:: Your assignment ::
Copy out every line of the data exactly.

:: Data provided ::
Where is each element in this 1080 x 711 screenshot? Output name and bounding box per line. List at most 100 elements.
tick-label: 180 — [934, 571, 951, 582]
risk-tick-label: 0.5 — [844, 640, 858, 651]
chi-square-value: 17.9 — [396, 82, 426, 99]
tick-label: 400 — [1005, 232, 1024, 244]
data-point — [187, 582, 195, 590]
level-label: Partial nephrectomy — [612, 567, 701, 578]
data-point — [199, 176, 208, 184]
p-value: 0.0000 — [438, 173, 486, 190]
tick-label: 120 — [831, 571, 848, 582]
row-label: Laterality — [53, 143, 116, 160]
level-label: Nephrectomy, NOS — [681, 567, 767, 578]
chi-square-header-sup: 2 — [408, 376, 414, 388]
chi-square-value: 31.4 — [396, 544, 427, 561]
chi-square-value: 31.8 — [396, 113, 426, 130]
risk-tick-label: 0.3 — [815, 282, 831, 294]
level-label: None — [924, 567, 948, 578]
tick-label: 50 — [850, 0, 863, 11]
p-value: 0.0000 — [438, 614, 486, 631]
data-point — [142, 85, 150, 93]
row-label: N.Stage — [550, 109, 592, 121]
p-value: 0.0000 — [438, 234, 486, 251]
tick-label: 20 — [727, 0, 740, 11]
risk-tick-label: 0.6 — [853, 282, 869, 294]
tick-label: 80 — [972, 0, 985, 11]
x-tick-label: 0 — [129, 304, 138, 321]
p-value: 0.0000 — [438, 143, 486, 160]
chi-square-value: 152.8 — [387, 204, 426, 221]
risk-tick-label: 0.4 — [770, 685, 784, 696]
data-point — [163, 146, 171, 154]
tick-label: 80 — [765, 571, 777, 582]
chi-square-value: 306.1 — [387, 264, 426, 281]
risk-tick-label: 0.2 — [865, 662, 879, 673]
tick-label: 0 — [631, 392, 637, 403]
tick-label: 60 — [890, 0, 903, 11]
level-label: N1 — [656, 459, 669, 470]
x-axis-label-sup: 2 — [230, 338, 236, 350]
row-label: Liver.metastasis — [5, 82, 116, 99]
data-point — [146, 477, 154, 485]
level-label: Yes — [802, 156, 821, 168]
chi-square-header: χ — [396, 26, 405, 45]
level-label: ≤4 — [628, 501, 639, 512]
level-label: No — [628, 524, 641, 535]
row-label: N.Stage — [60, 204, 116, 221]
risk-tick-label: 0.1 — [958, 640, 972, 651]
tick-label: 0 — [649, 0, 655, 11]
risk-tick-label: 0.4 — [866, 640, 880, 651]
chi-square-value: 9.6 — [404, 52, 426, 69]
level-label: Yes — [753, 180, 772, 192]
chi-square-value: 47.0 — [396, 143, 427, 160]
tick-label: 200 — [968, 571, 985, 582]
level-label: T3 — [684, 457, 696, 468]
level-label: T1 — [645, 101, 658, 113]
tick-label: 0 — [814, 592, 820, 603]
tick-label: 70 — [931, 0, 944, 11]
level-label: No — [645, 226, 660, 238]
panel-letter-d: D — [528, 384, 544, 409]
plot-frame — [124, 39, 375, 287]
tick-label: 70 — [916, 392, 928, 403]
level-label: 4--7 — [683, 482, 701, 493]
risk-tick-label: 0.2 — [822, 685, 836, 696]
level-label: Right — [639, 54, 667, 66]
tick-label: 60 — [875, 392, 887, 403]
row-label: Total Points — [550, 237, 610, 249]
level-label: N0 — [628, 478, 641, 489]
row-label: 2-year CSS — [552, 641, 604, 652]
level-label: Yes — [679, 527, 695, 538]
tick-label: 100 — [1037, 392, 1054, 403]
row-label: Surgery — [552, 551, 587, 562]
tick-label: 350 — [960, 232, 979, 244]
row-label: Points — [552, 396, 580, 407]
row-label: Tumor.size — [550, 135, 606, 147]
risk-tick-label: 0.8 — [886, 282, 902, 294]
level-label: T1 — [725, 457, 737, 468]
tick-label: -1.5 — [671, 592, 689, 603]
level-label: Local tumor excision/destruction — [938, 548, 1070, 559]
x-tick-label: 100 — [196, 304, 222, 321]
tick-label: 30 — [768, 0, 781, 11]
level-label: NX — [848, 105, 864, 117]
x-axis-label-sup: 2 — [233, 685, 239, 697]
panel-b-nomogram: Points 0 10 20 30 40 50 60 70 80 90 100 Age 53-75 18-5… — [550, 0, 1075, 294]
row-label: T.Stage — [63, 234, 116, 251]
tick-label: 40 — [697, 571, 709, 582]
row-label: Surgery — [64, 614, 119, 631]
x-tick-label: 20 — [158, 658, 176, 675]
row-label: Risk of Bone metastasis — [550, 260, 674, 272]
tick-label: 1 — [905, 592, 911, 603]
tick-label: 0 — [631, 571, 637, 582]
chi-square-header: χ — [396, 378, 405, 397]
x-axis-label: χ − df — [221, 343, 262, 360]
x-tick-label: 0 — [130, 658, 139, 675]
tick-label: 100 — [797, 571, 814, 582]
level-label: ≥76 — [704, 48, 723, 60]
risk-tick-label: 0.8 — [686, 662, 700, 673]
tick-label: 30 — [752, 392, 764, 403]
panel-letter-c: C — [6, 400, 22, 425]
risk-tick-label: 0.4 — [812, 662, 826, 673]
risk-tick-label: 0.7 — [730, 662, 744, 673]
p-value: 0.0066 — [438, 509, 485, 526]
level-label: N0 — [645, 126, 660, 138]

:: Reply to the task ::
Where is each element in this 1080 x 711 screenshot? Output name and bounding box per line. List at most 100 elements.
tick-label: 180 — [934, 571, 951, 582]
risk-tick-label: 0.5 — [844, 640, 858, 651]
chi-square-value: 17.9 — [396, 82, 426, 99]
tick-label: 400 — [1005, 232, 1024, 244]
data-point — [187, 582, 195, 590]
level-label: Partial nephrectomy — [612, 567, 701, 578]
data-point — [199, 176, 208, 184]
p-value: 0.0000 — [438, 173, 486, 190]
tick-label: 120 — [831, 571, 848, 582]
row-label: Laterality — [53, 143, 116, 160]
level-label: Nephrectomy, NOS — [681, 567, 767, 578]
chi-square-header-sup: 2 — [408, 376, 414, 388]
chi-square-value: 31.4 — [396, 544, 427, 561]
chi-square-value: 31.8 — [396, 113, 426, 130]
risk-tick-label: 0.3 — [815, 282, 831, 294]
level-label: None — [924, 567, 948, 578]
tick-label: 50 — [850, 0, 863, 11]
p-value: 0.0000 — [438, 614, 486, 631]
data-point — [142, 85, 150, 93]
row-label: N.Stage — [550, 109, 592, 121]
p-value: 0.0000 — [438, 234, 486, 251]
tick-label: 20 — [727, 0, 740, 11]
risk-tick-label: 0.6 — [853, 282, 869, 294]
tick-label: 80 — [972, 0, 985, 11]
x-tick-label: 0 — [129, 304, 138, 321]
p-value: 0.0000 — [438, 143, 486, 160]
chi-square-value: 152.8 — [387, 204, 426, 221]
risk-tick-label: 0.4 — [770, 685, 784, 696]
data-point — [163, 146, 171, 154]
tick-label: 80 — [765, 571, 777, 582]
chi-square-value: 306.1 — [387, 264, 426, 281]
risk-tick-label: 0.2 — [865, 662, 879, 673]
tick-label: 0 — [631, 392, 637, 403]
tick-label: 60 — [890, 0, 903, 11]
level-label: N1 — [656, 459, 669, 470]
x-axis-label-sup: 2 — [230, 338, 236, 350]
row-label: Liver.metastasis — [5, 82, 116, 99]
data-point — [146, 477, 154, 485]
level-label: Yes — [802, 156, 821, 168]
chi-square-header: χ — [396, 26, 405, 45]
level-label: ≤4 — [628, 501, 639, 512]
level-label: No — [628, 524, 641, 535]
row-label: N.Stage — [60, 204, 116, 221]
risk-tick-label: 0.1 — [958, 640, 972, 651]
tick-label: 0 — [649, 0, 655, 11]
risk-tick-label: 0.4 — [866, 640, 880, 651]
chi-square-value: 9.6 — [404, 52, 426, 69]
level-label: Yes — [753, 180, 772, 192]
chi-square-value: 47.0 — [396, 143, 427, 160]
tick-label: 200 — [968, 571, 985, 582]
level-label: T3 — [684, 457, 696, 468]
level-label: T1 — [645, 101, 658, 113]
tick-label: 0 — [814, 592, 820, 603]
tick-label: 70 — [931, 0, 944, 11]
level-label: No — [645, 226, 660, 238]
panel-letter-d: D — [528, 384, 544, 409]
plot-frame — [124, 39, 375, 287]
tick-label: 70 — [916, 392, 928, 403]
level-label: 4--7 — [683, 482, 701, 493]
risk-tick-label: 0.2 — [822, 685, 836, 696]
level-label: Right — [639, 54, 667, 66]
tick-label: 60 — [875, 392, 887, 403]
row-label: Total Points — [550, 237, 610, 249]
level-label: N0 — [628, 478, 641, 489]
row-label: 2-year CSS — [552, 641, 604, 652]
level-label: Yes — [679, 527, 695, 538]
tick-label: 100 — [1037, 392, 1054, 403]
row-label: Surgery — [552, 551, 587, 562]
tick-label: 350 — [960, 232, 979, 244]
row-label: Points — [552, 396, 580, 407]
row-label: Tumor.size — [550, 135, 606, 147]
risk-tick-label: 0.8 — [886, 282, 902, 294]
level-label: T1 — [725, 457, 737, 468]
tick-label: -1.5 — [671, 592, 689, 603]
level-label: Local tumor excision/destruction — [938, 548, 1070, 559]
x-tick-label: 100 — [196, 304, 222, 321]
tick-label: 30 — [768, 0, 781, 11]
level-label: NX — [848, 105, 864, 117]
x-axis-label-sup: 2 — [233, 685, 239, 697]
panel-b-nomogram: Points 0 10 20 30 40 50 60 70 80 90 100 Age 53-75 18-5… — [550, 0, 1075, 294]
row-label: T.Stage — [63, 234, 116, 251]
tick-label: 40 — [697, 571, 709, 582]
row-label: Surgery — [64, 614, 119, 631]
x-tick-label: 20 — [158, 658, 176, 675]
row-label: Risk of Bone metastasis — [550, 260, 674, 272]
tick-label: 1 — [905, 592, 911, 603]
tick-label: 0 — [631, 571, 637, 582]
chi-square-header: χ — [396, 378, 405, 397]
x-axis-label: χ − df — [221, 343, 262, 360]
x-tick-label: 0 — [130, 658, 139, 675]
tick-label: 100 — [797, 571, 814, 582]
level-label: ≥76 — [704, 48, 723, 60]
risk-tick-label: 0.8 — [686, 662, 700, 673]
tick-label: 30 — [752, 392, 764, 403]
panel-letter-c: C — [6, 400, 22, 425]
risk-tick-label: 0.4 — [812, 662, 826, 673]
risk-tick-label: 0.7 — [730, 662, 744, 673]
p-value: 0.0066 — [438, 509, 485, 526]
level-label: N0 — [645, 126, 660, 138]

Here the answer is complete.